» **GOAL**: Take the data below and repeat it exactly.

» **RECORDS PROVIDED**:
● ● ●

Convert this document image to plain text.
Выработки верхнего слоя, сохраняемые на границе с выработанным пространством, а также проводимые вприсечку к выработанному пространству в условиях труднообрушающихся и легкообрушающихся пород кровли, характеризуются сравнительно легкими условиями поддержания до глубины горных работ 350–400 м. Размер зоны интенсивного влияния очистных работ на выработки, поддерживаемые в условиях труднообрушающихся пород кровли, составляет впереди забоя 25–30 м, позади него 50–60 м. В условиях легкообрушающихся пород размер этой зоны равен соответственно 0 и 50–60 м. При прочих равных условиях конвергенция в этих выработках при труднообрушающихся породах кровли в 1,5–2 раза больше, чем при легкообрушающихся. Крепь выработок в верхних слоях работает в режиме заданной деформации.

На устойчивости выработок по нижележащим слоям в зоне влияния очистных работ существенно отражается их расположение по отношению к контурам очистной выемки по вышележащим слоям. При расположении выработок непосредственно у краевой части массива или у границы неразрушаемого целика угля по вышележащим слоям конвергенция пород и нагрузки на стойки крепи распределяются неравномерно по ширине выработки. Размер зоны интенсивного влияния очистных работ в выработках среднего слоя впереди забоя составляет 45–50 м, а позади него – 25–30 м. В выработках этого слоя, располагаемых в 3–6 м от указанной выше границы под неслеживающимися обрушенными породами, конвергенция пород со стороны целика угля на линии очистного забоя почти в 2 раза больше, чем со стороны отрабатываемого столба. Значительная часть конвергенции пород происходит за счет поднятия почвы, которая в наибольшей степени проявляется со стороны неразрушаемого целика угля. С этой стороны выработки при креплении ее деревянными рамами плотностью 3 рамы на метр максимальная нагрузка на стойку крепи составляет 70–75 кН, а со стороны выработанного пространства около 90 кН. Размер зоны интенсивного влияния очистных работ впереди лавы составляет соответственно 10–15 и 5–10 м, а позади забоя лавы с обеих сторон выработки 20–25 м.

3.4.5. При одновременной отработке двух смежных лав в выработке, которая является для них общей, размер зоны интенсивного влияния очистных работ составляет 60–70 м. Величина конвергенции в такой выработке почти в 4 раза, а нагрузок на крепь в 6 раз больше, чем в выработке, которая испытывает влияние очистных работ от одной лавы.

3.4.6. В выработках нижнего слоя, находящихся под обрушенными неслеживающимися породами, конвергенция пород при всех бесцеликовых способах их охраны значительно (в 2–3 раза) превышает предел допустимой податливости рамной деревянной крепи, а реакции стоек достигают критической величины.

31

● ● ●

» **CORRECT RESULT**:
Convert this document image to plain text.
Выработки верхнего слоя, сохраняемые на границе с выработанным пространством, а также проводимые вприсечку к выработанному пространству в условиях труднообрушающихся и легкообрушающихся пород кровли, характеризуются сравнительно легкими условиями поддержания до глубины горных работ 350–400 м. Размер зоны интенсивного влияния очистных работ на выработки, поддерживаемые в условиях труднообрушающихся пород кровли, составляет впереди забоя 25–30 м, позади него 50–60 м. В условиях легкообрушающихся пород размер этой зоны равен соответственно 0 и 50–60 м. При прочих равных условиях конвергенция в этих выработках при труднообрушающихся породах кровли в 1,5–2 раза больше, чем при легкообрушающихся. Крепь выработок в верхних слоях работает в режиме заданной деформации.

На устойчивости выработок по нижележащим слоям в зоне влияния очистных работ существенно отражается их расположение по отношению к контурам очистной выемки по вышележащим слоям. При расположении выработок непосредственно у краевой части массива или у границы неразрушаемого целика угля по вышележащим слоям конвергенция пород и нагрузки на стойки крепи распределяются неравномерно по ширине выработки. Размер зоны интенсивного влияния очистных работ в выработках среднего слоя впереди забоя составляет 45–50 м, а позади него – 25–30 м. В выработках этого слоя, располагаемых в 3–6 м от указанной выше границы под неслеживающимися обрушенными породами, конвергенция пород со стороны целика угля на линии очистного забоя почти в 2 раза больше, чем со стороны отрабатываемого столба. Значительная часть конвергенции пород происходит за счет поднятия почвы, которая в наибольшей степени проявляется со стороны неразрушаемого целика угля. С этой стороны выработки при креплении ее деревянными рамами плотностью 3 рамы на метр максимальная нагрузка на стойку крепи составляет 70–75 кН, а со стороны выработанного пространства около 90 кН. Размер зоны интенсивного влияния очистных работ впереди лавы составляет соответственно 10–15 и 5–10 м, а позади забоя лавы с обеих сторон выработки 20–25 м.

3.4.5. При одновременной отработке двух смежных лав в выработке, которая является для них общей, размер зоны интенсивного влияния очистных работ составляет 60–70 м. Величина конвергенции в такой выработке почти в 4 раза, а нагрузок на крепь в 6 раз больше, чем в выработке, которая испытывает влияние очистных работ от одной лавы.

3.4.6. В выработках нижнего слоя, находящихся под обрушенными неслеживающимися породами, конвергенция пород при всех бесцеликовых способах их охраны значительно (в 2–3 раза) превышает предел допустимой податливости рамной деревянной крепи, а реакции стоек достигают критической величины.

31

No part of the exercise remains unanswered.